— START OF Document passage —

I totally agree it wasn't as bad as it sounded from the reports and the outcome was okay. Still, it could have been handled much better (more courteous) with the same outcome of the audience being able to ask questions.

Although, I guess she kind of set herself up for it when she asked "is it really so bad?" Duh. I'm actually not sure who behaved worse - the interviewer or the audience?

Lessons perhaps. 1) Be prepared for the interview/presentation 2) be in tune with the audience 3) be prepared to change your plan 4) as much as you may want to, don't take your frustration/anger out on the audience

On one hand, I give the audience credit for taking charge of the session to make it meaningful to them. I've sat in some bad sessions by presenters who I knew had good info to share; they were just either horrible presenters and/or covering the topic at such a surface level that it helped no one. But I guess association execs are too polite to interrupt? Which brings me to: How do you intervene without being rude to the speaker????

Jamie Notter said...

Thanks for the link love, Ben. Mickie: what is "rude" to the speaker is mostly established by the cultural norms of the event, and I think Association Execs are self-reinforcing in that regard. They like order and control at their own events, so they wouldn't dream of challenging a speaker at an ASAE event. It just wouldn't occur to them. I'm not suggesting that we HAVE TO challenge speakers. But if you want it to happen, you need to take steps as the conference organizer to clarify a new set of norms.

— END OF Document passage —
— START OF Material supplied —

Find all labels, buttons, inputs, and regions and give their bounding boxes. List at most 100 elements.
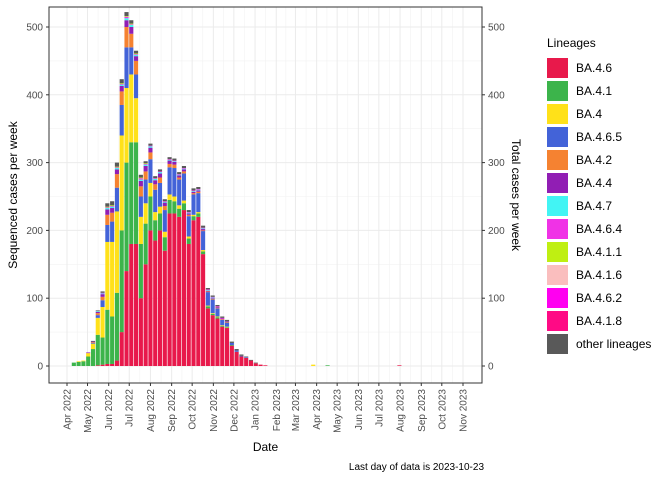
x-tick-label: Jul 2022 bbox=[125, 389, 136, 427]
legend-label: BA.4.6.4 bbox=[576, 221, 623, 236]
bar-segment bbox=[229, 345, 234, 366]
bar-segment bbox=[134, 56, 139, 61]
bar-segment bbox=[196, 216, 201, 366]
bar-segment bbox=[162, 205, 167, 211]
legend: Lineages BA.4.6 BA.4.1 BA.4 BA.4.6.5 BA.4.2 B… bbox=[547, 36, 651, 355]
bar-segment bbox=[196, 213, 201, 217]
bar-segment bbox=[191, 220, 196, 366]
week-bar bbox=[191, 188, 196, 366]
bar-segment bbox=[191, 193, 196, 195]
bar-segment bbox=[119, 79, 124, 84]
bar-segment bbox=[201, 227, 206, 229]
bar-segment bbox=[167, 157, 172, 160]
x-tick-label: Jan 2023 bbox=[251, 389, 262, 431]
bar-segment bbox=[153, 189, 158, 213]
week-bar bbox=[201, 225, 206, 366]
bar-segment bbox=[114, 166, 119, 168]
bar-segment bbox=[234, 351, 239, 366]
bar-segment bbox=[177, 174, 182, 176]
bar-segment bbox=[124, 12, 129, 17]
legend-swatch bbox=[547, 172, 568, 193]
legend-label: BA.4.7 bbox=[576, 198, 613, 213]
bar-segment bbox=[234, 349, 239, 351]
bar-segment bbox=[119, 135, 124, 231]
bar-segment bbox=[191, 191, 196, 192]
bar-segment bbox=[191, 194, 196, 215]
bar-segment bbox=[191, 190, 196, 192]
bar-segment bbox=[81, 360, 86, 362]
week-bar bbox=[143, 161, 148, 366]
bar-segment bbox=[201, 228, 206, 230]
bar-segment bbox=[224, 321, 230, 323]
bar-segment bbox=[110, 363, 115, 366]
bar-segment bbox=[215, 317, 220, 319]
bar-segment bbox=[100, 337, 105, 365]
bar-segment bbox=[181, 169, 187, 172]
bar-segment bbox=[215, 308, 220, 317]
bar-segment bbox=[196, 187, 201, 190]
bar-segment bbox=[114, 292, 119, 361]
bar-segment bbox=[210, 299, 215, 314]
bar-segment bbox=[157, 206, 163, 214]
bar-segment bbox=[138, 180, 143, 187]
bar-segment bbox=[186, 214, 191, 217]
bar-segment bbox=[239, 356, 244, 366]
bar-segment bbox=[124, 47, 129, 89]
bar-segment bbox=[110, 206, 115, 209]
bar-segment bbox=[110, 201, 115, 206]
week-bar bbox=[263, 365, 268, 366]
bar-segment bbox=[110, 212, 115, 222]
bar-segment bbox=[224, 321, 230, 322]
bar-segment bbox=[191, 191, 196, 194]
x-tick-label: Aug 2022 bbox=[146, 389, 157, 432]
bar-segment bbox=[167, 159, 172, 160]
y-tick-label-left: 200 bbox=[26, 226, 43, 237]
week-bar bbox=[258, 364, 263, 366]
bar-segment bbox=[157, 173, 163, 178]
bar-segment bbox=[162, 201, 167, 202]
legend-label: BA.4.6.2 bbox=[576, 290, 623, 305]
bar-segment bbox=[210, 295, 215, 297]
bar-segment bbox=[196, 190, 201, 192]
bar-segment bbox=[224, 328, 230, 366]
bar-segment bbox=[153, 180, 158, 185]
bar-segment bbox=[167, 159, 172, 161]
bar-segment bbox=[100, 291, 105, 293]
bar-segment bbox=[210, 298, 215, 300]
legend-item: BA.4.1.8 bbox=[547, 309, 651, 332]
bar-segment bbox=[167, 163, 172, 168]
week-bar bbox=[90, 340, 96, 366]
bar-segment bbox=[172, 164, 177, 169]
legend-label: BA.4.1.8 bbox=[576, 313, 623, 328]
bar-segment bbox=[105, 209, 110, 215]
week-bar bbox=[311, 364, 316, 366]
week-bar bbox=[239, 354, 244, 366]
bar-segment bbox=[157, 171, 163, 173]
legend-swatch bbox=[547, 103, 568, 124]
week-bar bbox=[181, 165, 187, 366]
legend-items: BA.4.6 BA.4.1 BA.4 BA.4.6.5 BA.4.2 BA.4.4 BA.4… bbox=[547, 56, 651, 355]
week-bar bbox=[172, 158, 177, 366]
week-bar bbox=[253, 362, 258, 366]
bar-segment bbox=[234, 350, 239, 352]
week-bar bbox=[119, 79, 124, 366]
bar-segment bbox=[90, 340, 96, 342]
bar-segment bbox=[177, 177, 182, 180]
bar-segment bbox=[224, 327, 230, 329]
bar-segment bbox=[110, 205, 115, 206]
bar-segment bbox=[134, 54, 139, 57]
legend-swatch bbox=[547, 57, 568, 78]
x-tick-label: Aug 2023 bbox=[396, 389, 407, 432]
week-bar bbox=[76, 361, 81, 366]
bar-segment bbox=[114, 162, 119, 167]
bar-segment bbox=[162, 202, 167, 206]
bar-segment bbox=[105, 208, 110, 210]
bar-segment bbox=[148, 145, 153, 147]
bar-segment bbox=[205, 288, 210, 290]
bar-segment bbox=[129, 47, 134, 75]
bar-segment bbox=[167, 194, 172, 200]
y-tick-label-left: 0 bbox=[37, 362, 43, 373]
y-tick-label-left: 500 bbox=[26, 23, 43, 34]
bar-segment bbox=[215, 316, 220, 318]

— END OF Material supplied —

Exercise details
Resume the comment thread about the conference interview and its audience, starting after its last sentence.

Result for this task
Lisa Junker said...

I'm sure at least some of the reaction on blogs with some relation to meeting planning comes from that sinking feeling of "What if some kind of audience revolt happened at one of our events? How would we handle it?" Which, to be honest, is definitely something to think about in advance!

I had also thought that some of those initial reports about how bad the audience reaction was, especially on the tech blogs, came as much from what was being said on Twitter as from what was said aloud at the event itself. I certainly haven't read all of the Twitter stuff, but I get the impression some really negative things were being thrown around during the event itself. (But searching through Twitter now, I see a lot of people responding to the video itself and saying that it wasn't so bad after all ...)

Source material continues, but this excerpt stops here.